* **EXERCISE OBJECTIVE**
Wherever the string "second" appears in the listing, copy that line.

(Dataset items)
_ _ _ _

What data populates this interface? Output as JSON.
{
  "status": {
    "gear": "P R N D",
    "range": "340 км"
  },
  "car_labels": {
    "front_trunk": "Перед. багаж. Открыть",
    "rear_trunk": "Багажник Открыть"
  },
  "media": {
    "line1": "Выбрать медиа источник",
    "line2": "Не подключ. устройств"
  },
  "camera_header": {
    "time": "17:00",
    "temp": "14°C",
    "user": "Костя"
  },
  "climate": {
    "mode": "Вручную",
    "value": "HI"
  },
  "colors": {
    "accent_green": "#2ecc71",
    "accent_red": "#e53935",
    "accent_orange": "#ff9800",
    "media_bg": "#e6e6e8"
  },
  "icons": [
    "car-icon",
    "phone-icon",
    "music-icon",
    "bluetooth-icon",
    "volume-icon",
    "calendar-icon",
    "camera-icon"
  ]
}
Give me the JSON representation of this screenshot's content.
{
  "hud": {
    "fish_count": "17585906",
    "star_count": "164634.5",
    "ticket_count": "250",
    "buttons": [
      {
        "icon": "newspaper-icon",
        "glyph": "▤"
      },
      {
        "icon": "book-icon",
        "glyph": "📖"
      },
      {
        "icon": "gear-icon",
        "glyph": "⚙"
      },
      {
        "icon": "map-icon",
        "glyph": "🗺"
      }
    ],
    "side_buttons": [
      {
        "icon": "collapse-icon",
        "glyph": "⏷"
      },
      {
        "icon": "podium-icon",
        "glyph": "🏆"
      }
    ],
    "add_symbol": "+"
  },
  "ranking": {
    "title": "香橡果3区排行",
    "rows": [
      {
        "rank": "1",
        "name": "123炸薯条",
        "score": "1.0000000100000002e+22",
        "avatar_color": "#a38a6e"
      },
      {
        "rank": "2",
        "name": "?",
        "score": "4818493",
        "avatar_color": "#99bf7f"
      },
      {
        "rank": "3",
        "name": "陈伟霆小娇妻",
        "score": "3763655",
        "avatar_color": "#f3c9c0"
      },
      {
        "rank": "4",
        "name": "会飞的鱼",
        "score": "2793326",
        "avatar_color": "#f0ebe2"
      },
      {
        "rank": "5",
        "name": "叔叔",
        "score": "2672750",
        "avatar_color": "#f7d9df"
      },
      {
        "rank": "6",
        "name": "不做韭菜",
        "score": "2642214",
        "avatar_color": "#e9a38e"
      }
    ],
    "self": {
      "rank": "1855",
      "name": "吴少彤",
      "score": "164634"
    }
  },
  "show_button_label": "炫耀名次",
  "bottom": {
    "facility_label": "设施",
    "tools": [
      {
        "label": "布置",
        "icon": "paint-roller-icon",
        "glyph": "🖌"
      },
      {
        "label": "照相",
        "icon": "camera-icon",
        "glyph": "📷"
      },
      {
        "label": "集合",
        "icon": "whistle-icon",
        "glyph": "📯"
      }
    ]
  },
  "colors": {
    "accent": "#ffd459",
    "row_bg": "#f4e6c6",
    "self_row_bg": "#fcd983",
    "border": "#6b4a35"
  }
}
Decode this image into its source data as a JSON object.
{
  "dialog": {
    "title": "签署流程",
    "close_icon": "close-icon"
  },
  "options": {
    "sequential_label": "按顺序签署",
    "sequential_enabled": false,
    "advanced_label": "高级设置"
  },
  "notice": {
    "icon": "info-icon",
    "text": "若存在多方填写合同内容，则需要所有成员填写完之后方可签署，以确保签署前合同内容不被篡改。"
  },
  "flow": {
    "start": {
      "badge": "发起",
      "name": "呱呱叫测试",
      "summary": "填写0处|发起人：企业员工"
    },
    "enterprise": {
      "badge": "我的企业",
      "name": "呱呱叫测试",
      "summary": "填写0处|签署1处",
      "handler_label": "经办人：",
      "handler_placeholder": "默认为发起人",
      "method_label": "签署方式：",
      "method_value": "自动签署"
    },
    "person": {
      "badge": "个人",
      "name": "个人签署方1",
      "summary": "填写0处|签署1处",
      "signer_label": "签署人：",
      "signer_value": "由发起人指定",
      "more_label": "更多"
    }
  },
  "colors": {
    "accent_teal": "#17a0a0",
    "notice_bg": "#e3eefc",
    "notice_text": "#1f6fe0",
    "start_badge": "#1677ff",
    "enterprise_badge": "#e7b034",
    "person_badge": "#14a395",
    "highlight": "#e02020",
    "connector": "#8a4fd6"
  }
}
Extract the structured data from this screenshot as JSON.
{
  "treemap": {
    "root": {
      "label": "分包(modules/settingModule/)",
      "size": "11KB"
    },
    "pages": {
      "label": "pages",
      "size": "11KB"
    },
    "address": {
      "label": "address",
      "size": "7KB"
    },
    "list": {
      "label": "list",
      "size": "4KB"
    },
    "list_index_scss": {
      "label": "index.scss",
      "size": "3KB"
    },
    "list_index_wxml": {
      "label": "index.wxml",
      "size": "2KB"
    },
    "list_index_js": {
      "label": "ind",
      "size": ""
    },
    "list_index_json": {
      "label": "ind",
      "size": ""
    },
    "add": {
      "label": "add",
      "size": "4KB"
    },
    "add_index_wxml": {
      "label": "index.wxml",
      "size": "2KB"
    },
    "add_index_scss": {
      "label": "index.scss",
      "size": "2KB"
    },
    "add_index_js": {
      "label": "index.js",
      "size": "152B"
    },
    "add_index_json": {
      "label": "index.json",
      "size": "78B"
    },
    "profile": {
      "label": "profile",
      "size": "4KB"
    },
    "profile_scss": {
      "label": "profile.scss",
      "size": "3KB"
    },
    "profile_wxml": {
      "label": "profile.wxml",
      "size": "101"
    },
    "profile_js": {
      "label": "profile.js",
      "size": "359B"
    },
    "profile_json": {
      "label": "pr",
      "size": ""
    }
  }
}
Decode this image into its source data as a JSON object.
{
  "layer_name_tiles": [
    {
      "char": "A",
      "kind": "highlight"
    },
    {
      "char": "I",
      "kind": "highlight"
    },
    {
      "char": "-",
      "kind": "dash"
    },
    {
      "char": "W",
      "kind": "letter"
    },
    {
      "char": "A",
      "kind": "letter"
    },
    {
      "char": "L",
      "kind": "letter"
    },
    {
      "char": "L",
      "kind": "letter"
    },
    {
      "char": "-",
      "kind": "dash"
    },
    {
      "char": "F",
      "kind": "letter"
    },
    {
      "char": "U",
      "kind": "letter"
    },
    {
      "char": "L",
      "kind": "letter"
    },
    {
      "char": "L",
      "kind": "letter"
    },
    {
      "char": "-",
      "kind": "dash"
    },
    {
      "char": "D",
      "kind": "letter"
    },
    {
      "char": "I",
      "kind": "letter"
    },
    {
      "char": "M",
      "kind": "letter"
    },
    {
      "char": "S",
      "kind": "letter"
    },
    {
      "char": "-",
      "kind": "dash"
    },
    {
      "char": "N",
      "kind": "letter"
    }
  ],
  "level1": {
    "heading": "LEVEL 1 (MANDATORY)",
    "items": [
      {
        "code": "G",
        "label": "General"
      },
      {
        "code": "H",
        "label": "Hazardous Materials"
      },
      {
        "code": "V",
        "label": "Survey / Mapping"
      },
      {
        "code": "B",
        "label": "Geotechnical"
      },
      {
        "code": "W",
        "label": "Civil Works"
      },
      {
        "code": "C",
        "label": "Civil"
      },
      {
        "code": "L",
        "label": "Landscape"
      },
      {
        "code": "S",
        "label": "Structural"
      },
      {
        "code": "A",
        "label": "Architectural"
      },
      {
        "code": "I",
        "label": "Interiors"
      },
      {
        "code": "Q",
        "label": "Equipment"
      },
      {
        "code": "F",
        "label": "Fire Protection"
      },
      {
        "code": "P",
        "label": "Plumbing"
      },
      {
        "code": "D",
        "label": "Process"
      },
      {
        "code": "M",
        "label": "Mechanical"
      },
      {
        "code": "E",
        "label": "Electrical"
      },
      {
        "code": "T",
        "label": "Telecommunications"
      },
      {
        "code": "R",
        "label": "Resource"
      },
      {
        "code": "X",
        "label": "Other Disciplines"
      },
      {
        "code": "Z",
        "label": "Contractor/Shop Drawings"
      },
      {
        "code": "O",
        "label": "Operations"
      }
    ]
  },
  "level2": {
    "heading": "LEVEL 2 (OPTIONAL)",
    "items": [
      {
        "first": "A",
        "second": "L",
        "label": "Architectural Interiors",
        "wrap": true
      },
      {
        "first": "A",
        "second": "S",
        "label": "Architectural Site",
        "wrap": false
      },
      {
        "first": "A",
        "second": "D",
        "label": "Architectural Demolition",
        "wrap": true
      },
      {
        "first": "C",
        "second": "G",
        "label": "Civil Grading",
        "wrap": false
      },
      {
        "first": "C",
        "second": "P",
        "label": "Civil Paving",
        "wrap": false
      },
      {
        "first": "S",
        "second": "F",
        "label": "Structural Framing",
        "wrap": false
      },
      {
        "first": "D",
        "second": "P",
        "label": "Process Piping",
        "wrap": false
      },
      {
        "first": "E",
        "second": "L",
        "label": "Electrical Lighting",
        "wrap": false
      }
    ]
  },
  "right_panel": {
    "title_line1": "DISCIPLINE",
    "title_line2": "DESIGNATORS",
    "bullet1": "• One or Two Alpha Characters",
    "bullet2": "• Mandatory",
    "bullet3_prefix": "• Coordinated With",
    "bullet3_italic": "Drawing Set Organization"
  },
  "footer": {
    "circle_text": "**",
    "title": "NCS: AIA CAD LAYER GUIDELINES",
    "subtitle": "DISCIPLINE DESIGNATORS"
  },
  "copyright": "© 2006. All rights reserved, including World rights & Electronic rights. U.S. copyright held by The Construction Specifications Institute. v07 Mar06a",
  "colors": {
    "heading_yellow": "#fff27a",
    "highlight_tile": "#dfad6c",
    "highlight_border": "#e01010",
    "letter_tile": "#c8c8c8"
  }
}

_ _ _ _

* **PROBLEM SOLUTION**
        "second": "L",
        "second": "S",
        "second": "D",
        "second": "G",
        "second": "P",
        "second": "F",
        "second": "P",
        "second": "L",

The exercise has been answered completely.